• [WHAT IS EXPECTED]: Scan the data for "boxes" and copy the lines it appears in.

^^^^^^^^^^^^^^^^

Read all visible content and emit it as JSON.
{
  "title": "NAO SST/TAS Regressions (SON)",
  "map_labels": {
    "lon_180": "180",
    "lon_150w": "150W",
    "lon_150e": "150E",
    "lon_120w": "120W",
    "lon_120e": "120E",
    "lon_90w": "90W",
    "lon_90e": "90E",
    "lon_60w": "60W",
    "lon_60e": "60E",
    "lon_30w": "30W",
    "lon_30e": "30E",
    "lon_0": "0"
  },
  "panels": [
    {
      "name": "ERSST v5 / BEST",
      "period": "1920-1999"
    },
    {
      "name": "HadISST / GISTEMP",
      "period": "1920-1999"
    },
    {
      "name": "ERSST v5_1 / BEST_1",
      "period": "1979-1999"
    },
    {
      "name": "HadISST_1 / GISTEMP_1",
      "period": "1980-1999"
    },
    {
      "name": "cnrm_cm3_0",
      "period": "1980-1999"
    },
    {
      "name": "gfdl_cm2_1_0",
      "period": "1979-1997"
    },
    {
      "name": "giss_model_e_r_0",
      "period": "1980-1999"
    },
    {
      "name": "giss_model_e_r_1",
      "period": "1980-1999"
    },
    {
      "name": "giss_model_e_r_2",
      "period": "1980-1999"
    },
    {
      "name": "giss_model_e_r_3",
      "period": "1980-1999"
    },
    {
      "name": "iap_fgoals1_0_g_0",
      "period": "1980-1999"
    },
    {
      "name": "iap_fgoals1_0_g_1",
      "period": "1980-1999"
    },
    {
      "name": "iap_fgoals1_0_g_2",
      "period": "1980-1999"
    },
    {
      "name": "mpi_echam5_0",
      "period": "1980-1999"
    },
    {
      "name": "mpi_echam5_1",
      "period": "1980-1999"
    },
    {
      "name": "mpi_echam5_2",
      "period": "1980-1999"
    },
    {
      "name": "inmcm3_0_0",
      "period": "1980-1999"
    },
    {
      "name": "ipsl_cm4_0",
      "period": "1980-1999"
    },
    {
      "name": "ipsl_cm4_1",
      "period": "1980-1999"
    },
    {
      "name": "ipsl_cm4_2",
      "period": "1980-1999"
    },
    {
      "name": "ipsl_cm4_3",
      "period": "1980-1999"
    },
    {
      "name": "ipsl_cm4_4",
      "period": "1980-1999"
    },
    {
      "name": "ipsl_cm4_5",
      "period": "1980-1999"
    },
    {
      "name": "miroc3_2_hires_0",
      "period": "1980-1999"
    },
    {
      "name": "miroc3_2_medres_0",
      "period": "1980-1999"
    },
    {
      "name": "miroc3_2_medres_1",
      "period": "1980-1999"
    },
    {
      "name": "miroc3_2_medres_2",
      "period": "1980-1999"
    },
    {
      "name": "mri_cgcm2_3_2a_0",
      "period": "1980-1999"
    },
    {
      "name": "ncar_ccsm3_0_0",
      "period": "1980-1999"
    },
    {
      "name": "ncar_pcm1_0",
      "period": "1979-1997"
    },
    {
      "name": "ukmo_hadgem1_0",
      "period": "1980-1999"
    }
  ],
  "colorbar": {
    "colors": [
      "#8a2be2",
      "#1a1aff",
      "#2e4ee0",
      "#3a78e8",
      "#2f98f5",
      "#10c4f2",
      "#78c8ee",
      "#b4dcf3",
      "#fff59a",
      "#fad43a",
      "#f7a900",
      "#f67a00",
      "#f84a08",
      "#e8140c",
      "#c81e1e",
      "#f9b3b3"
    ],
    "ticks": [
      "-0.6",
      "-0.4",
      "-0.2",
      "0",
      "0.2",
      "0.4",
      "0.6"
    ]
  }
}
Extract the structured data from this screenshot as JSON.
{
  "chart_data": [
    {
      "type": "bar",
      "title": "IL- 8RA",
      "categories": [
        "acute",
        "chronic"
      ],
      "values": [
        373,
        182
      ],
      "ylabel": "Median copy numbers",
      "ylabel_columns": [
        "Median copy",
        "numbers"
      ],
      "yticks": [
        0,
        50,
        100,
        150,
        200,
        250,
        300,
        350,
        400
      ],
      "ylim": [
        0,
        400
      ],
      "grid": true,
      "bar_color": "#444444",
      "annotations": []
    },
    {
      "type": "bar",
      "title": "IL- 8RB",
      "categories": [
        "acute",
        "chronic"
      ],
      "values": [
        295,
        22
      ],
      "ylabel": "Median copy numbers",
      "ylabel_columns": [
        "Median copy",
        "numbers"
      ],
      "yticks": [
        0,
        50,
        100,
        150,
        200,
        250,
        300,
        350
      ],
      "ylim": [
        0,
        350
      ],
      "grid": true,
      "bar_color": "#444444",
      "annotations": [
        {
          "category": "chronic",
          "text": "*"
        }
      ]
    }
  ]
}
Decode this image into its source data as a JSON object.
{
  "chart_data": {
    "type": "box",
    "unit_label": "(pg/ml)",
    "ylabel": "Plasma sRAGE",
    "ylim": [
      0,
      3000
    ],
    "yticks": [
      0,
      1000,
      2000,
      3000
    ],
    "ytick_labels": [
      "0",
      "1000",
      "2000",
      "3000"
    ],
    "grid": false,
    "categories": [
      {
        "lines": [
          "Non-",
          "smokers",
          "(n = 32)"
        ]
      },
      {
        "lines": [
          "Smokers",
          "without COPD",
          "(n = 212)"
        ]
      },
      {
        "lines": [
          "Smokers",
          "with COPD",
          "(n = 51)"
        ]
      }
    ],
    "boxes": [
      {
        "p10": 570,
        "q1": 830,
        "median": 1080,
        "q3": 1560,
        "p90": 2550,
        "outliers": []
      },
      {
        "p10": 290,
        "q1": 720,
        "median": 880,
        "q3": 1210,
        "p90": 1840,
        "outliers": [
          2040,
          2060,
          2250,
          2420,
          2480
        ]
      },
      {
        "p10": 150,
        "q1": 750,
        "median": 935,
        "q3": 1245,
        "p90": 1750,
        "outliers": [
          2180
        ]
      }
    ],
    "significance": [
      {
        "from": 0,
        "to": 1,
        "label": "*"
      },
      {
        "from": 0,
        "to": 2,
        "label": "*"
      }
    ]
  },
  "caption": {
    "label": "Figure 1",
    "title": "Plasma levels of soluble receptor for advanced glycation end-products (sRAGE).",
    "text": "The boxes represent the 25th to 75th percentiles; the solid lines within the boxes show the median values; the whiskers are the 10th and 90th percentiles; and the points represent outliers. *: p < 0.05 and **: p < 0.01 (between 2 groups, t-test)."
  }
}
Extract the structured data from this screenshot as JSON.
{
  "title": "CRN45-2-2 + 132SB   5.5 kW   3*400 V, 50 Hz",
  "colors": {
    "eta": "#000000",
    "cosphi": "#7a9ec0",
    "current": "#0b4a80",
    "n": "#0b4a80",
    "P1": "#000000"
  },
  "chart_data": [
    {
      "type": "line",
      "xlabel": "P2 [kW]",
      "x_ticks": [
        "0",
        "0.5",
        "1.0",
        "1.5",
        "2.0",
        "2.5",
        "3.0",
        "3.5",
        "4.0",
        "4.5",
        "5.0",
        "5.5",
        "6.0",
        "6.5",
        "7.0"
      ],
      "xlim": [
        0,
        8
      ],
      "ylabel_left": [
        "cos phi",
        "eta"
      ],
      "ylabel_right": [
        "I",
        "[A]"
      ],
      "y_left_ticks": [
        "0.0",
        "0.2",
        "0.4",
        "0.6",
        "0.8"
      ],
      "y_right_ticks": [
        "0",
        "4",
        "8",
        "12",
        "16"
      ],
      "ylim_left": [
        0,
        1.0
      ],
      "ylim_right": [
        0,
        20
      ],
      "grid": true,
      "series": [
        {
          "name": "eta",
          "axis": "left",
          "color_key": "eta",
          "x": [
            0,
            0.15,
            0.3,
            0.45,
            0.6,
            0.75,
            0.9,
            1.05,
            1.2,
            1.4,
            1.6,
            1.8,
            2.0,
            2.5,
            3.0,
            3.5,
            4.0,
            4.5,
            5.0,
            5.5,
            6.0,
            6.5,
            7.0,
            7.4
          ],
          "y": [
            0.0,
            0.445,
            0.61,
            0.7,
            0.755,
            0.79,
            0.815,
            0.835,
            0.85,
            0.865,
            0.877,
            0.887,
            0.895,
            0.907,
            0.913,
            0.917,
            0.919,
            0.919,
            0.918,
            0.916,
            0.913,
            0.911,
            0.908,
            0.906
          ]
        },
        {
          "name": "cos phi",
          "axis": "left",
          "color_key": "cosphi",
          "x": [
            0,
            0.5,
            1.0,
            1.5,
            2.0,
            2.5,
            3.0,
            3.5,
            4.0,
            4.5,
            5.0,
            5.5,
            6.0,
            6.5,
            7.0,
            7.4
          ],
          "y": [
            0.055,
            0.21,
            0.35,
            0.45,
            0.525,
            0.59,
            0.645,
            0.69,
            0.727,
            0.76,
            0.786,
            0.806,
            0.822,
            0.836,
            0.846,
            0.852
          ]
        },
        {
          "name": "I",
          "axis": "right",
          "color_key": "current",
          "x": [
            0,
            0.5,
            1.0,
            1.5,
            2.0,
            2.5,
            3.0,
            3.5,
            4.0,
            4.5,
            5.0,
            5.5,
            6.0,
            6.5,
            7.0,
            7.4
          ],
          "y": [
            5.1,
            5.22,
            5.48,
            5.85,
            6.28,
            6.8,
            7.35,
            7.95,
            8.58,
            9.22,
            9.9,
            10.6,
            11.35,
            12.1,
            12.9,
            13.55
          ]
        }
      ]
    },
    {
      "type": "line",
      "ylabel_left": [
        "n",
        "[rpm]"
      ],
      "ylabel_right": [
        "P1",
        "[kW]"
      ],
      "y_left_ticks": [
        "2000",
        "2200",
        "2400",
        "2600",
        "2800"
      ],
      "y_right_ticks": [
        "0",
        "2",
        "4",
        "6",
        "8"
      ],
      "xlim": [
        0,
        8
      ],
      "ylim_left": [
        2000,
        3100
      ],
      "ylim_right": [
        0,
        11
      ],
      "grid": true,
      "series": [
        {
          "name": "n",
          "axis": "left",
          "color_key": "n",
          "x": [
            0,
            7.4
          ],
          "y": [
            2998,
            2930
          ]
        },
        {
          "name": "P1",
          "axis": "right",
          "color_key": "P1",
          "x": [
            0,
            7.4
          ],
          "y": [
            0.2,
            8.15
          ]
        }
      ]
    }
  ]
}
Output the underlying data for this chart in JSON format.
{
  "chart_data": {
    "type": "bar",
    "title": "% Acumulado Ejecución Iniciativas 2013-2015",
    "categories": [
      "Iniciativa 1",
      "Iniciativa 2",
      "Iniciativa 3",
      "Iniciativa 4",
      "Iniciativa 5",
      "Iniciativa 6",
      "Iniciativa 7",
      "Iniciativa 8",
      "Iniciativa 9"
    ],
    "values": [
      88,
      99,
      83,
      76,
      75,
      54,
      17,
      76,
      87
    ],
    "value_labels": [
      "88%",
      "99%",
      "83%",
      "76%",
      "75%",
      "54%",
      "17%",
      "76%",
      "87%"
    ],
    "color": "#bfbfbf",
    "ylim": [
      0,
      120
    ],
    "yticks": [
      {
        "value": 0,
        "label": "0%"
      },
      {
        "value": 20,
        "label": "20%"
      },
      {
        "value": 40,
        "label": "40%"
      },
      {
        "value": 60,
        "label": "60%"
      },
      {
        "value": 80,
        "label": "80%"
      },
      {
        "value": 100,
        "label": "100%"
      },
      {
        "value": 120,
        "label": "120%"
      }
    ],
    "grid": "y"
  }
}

^^^^^^^^^^^^^^^^

• [ANSWER IN FULL]:
    "boxes": [
    "text": "The boxes represent the 25th to 75th percentiles; the solid lines within the boxes show the median values; the whiskers are the 10th and 90th percentiles; and the points represent outliers. *: p < 0.05 and **: p < 0.01 (between 2 groups, t-test)."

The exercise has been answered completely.